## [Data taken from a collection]
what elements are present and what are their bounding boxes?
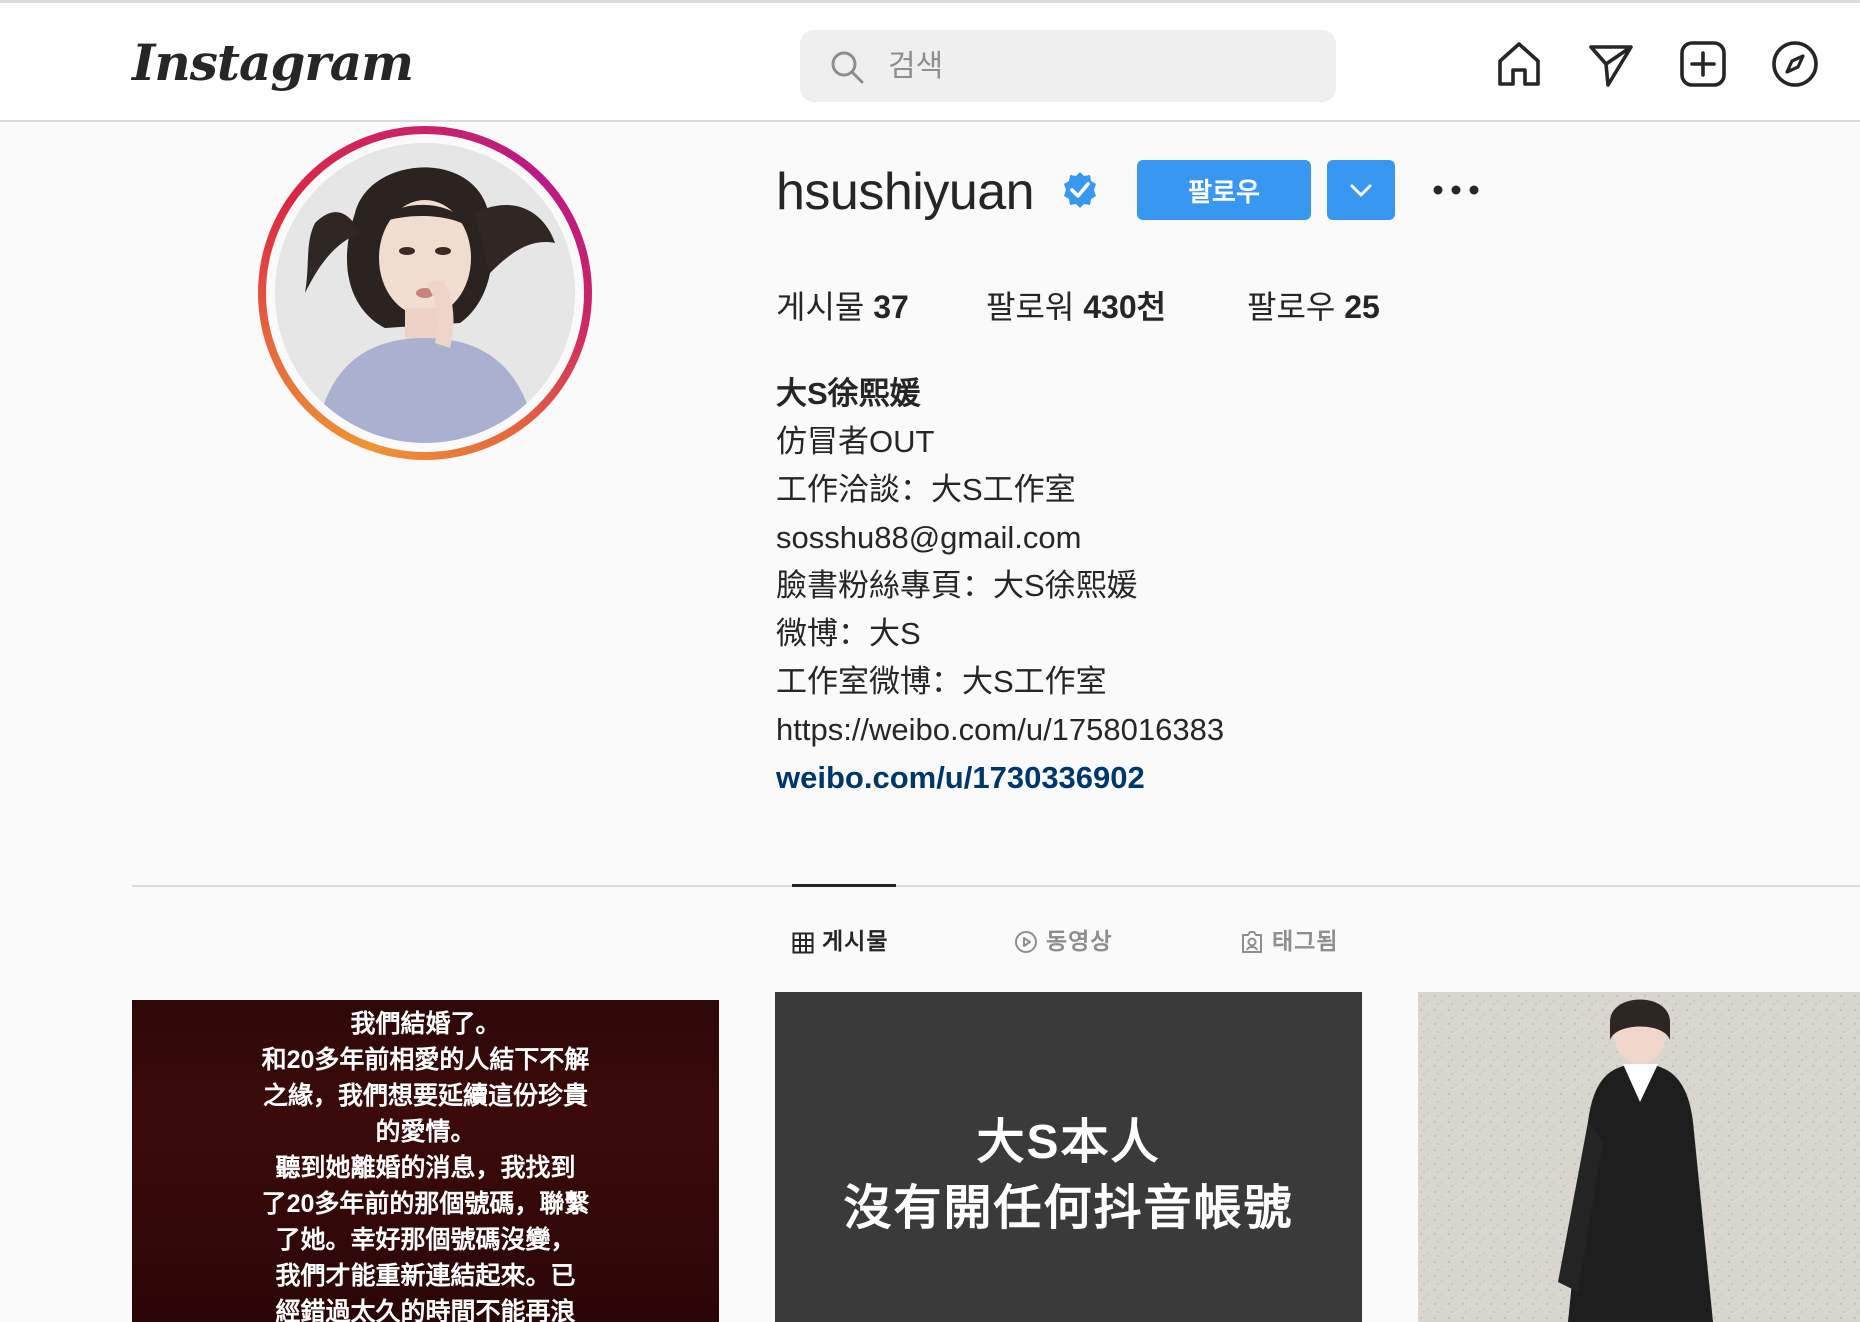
avatar-portrait-image [275,143,575,443]
tab-videos-label: 동영상 [1046,928,1113,954]
tab-posts-label: 게시물 [822,928,889,954]
post-text-line: 經錯過太久的時間不能再浪 [275,1298,576,1322]
avatar-border [266,134,584,452]
post-text-line: 的愛情。 [375,1118,476,1146]
bio-line: https://weibo.com/u/1758016383 [776,712,1225,747]
active-tab-indicator [792,884,896,887]
profile-username: hsushiyuan [776,163,1035,221]
post-text-line: 之緣，我們想要延續這份珍貴 [262,1082,588,1110]
search-input[interactable] [886,44,1310,90]
home-icon[interactable] [1494,39,1544,89]
following-label: 팔로우 [1247,289,1336,325]
more-options-icon[interactable] [1428,170,1484,210]
tagged-user-icon [1242,931,1262,953]
video-play-icon [1015,931,1037,953]
post-text-line: 和20多年前相愛的人結下不解 [261,1046,590,1074]
bio-line: 工作洽談：大S工作室 [776,472,1076,507]
post-caption-text: 大S本人 沒有開任何抖音帳號 [775,1110,1362,1242]
followers-label: 팔로워 [986,289,1075,325]
follow-button[interactable]: 팔로우 [1137,160,1311,220]
followers-count-stat[interactable]: 팔로워 430천 [986,282,1166,328]
posts-label: 게시물 [776,289,865,325]
grid-icon [792,932,814,954]
direct-message-icon[interactable] [1586,39,1636,89]
instagram-logo[interactable]: Instagram [132,33,414,92]
bio-full-name: 大S徐熙媛 [776,376,921,411]
profile-bio: 大S徐熙媛 仿冒者OUT 工作洽談：大S工作室 sosshu88@gmail.c… [776,370,1676,802]
post-text-line: 大S本人 [976,1116,1161,1169]
posts-count-stat: 게시물 37 [776,282,909,328]
top-navigation-bar: Instagram [0,0,1860,122]
profile-avatar[interactable] [275,143,575,443]
bio-line: 臉書粉絲專頁：大S徐熙媛 [776,568,1138,603]
bio-line: 微博：大S [776,616,921,651]
post-text-line: 我們結婚了。 [350,1010,501,1038]
post-text-line: 了20多年前的那個號碼，聯繫 [261,1190,590,1218]
bio-line: sosshu88@gmail.com [776,520,1082,555]
new-post-icon[interactable] [1678,39,1728,89]
post-caption-text: 我們結婚了。 和20多年前相愛的人結下不解 之緣，我們想要延續這份珍貴 的愛情。… [132,1006,719,1322]
post-text-line: 沒有開任何抖音帳號 [843,1182,1294,1235]
bio-line: 仿冒者OUT [776,424,935,459]
search-icon [831,51,864,84]
verified-badge-icon [1064,172,1096,208]
profile-avatar-story-ring[interactable] [258,126,592,460]
post-thumbnail[interactable]: 大S本人 沒有開任何抖音帳號 [775,992,1362,1322]
tab-tagged[interactable]: 태그됨 [1240,922,1338,956]
tab-tagged-label: 태그됨 [1272,928,1339,954]
bio-website-link[interactable]: weibo.com/u/1730336902 [776,754,1676,802]
chevron-down-icon [1350,184,1372,197]
posts-count: 37 [873,289,909,325]
tab-videos[interactable]: 동영상 [1014,922,1112,956]
search-box[interactable] [800,30,1336,102]
post-photo-image [1418,992,1860,1322]
post-text-line: 聽到她離婚的消息，我找到 [275,1154,576,1182]
post-thumbnail[interactable] [1418,992,1860,1322]
explore-icon[interactable] [1770,39,1820,89]
post-thumbnail[interactable]: 我們結婚了。 和20多年前相愛的人結下不解 之緣，我們想要延續這份珍貴 的愛情。… [132,992,719,1322]
profile-tabs-divider [132,885,1860,887]
post-text-line: 我們才能重新連結起來。已 [275,1262,576,1290]
suggested-accounts-button[interactable] [1327,160,1395,220]
bio-line: 工作室微博：大S工作室 [776,664,1107,699]
following-count: 25 [1344,289,1380,325]
followers-count: 430천 [1083,289,1167,325]
post-text-line: 了她。幸好那個號碼沒變， [275,1226,576,1254]
following-count-stat[interactable]: 팔로우 25 [1247,282,1380,328]
tab-posts[interactable]: 게시물 [792,922,888,956]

## [Problem requirements]
Please give back every line of the listing above unchanged, omitting the picture.

## [Exercise answer]
what elements are present and what are their bounding boxes?
avatar-portrait-image [275,143,575,443]
tab-videos-label: 동영상 [1046,928,1113,954]
tab-posts-label: 게시물 [822,928,889,954]
post-text-line: 經錯過太久的時間不能再浪 [275,1298,576,1322]
avatar-border [266,134,584,452]
post-text-line: 的愛情。 [375,1118,476,1146]
bio-line: https://weibo.com/u/1758016383 [776,712,1225,747]
active-tab-indicator [792,884,896,887]
profile-username: hsushiyuan [776,163,1035,221]
post-text-line: 之緣，我們想要延續這份珍貴 [262,1082,588,1110]
search-input[interactable] [886,44,1310,90]
home-icon[interactable] [1494,39,1544,89]
following-label: 팔로우 [1247,289,1336,325]
more-options-icon[interactable] [1428,170,1484,210]
tagged-user-icon [1242,931,1262,953]
video-play-icon [1015,931,1037,953]
post-text-line: 和20多年前相愛的人結下不解 [261,1046,590,1074]
bio-line: 工作洽談：大S工作室 [776,472,1076,507]
post-caption-text: 大S本人 沒有開任何抖音帳號 [775,1110,1362,1242]
followers-label: 팔로워 [986,289,1075,325]
follow-button[interactable]: 팔로우 [1137,160,1311,220]
followers-count-stat[interactable]: 팔로워 430천 [986,282,1166,328]
posts-label: 게시물 [776,289,865,325]
grid-icon [792,932,814,954]
direct-message-icon[interactable] [1586,39,1636,89]
instagram-logo[interactable]: Instagram [132,33,414,92]
bio-full-name: 大S徐熙媛 [776,376,921,411]
profile-bio: 大S徐熙媛 仿冒者OUT 工作洽談：大S工作室 sosshu88@gmail.c… [776,370,1676,802]
post-text-line: 大S本人 [976,1116,1161,1169]
posts-count-stat: 게시물 37 [776,282,909,328]
top-navigation-bar: Instagram [0,0,1860,122]
profile-avatar[interactable] [275,143,575,443]
bio-line: 臉書粉絲專頁：大S徐熙媛 [776,568,1138,603]
bio-line: 微博：大S [776,616,921,651]
post-text-line: 我們結婚了。 [350,1010,501,1038]
post-text-line: 了20多年前的那個號碼，聯繫 [261,1190,590,1218]
bio-line: sosshu88@gmail.com [776,520,1082,555]
new-post-icon[interactable] [1678,39,1728,89]
post-caption-text: 我們結婚了。 和20多年前相愛的人結下不解 之緣，我們想要延續這份珍貴 的愛情。… [132,1006,719,1322]
post-text-line: 沒有開任何抖音帳號 [843,1182,1294,1235]
bio-line: 仿冒者OUT [776,424,935,459]
search-icon [831,51,864,84]
verified-badge-icon [1064,172,1096,208]
profile-avatar-story-ring[interactable] [258,126,592,460]
post-thumbnail[interactable]: 大S本人 沒有開任何抖音帳號 [775,992,1362,1322]
tab-tagged[interactable]: 태그됨 [1240,922,1338,956]
tab-tagged-label: 태그됨 [1272,928,1339,954]
bio-website-link[interactable]: weibo.com/u/1730336902 [776,754,1676,802]
chevron-down-icon [1350,184,1372,197]
posts-count: 37 [873,289,909,325]
tab-videos[interactable]: 동영상 [1014,922,1112,956]
search-box[interactable] [800,30,1336,102]
post-photo-image [1418,992,1860,1322]
post-text-line: 聽到她離婚的消息，我找到 [275,1154,576,1182]
post-thumbnail[interactable] [1418,992,1860,1322]
explore-icon[interactable] [1770,39,1820,89]
post-thumbnail[interactable]: 我們結婚了。 和20多年前相愛的人結下不解 之緣，我們想要延續這份珍貴 的愛情。… [132,992,719,1322]
profile-tabs-divider [132,885,1860,887]
post-text-line: 我們才能重新連結起來。已 [275,1262,576,1290]
suggested-accounts-button[interactable] [1327,160,1395,220]
bio-line: 工作室微博：大S工作室 [776,664,1107,699]
following-count: 25 [1344,289,1380,325]
followers-count: 430천 [1083,289,1167,325]
post-text-line: 了她。幸好那個號碼沒變， [275,1226,576,1254]
following-count-stat[interactable]: 팔로우 25 [1247,282,1380,328]
tab-posts[interactable]: 게시물 [792,922,888,956]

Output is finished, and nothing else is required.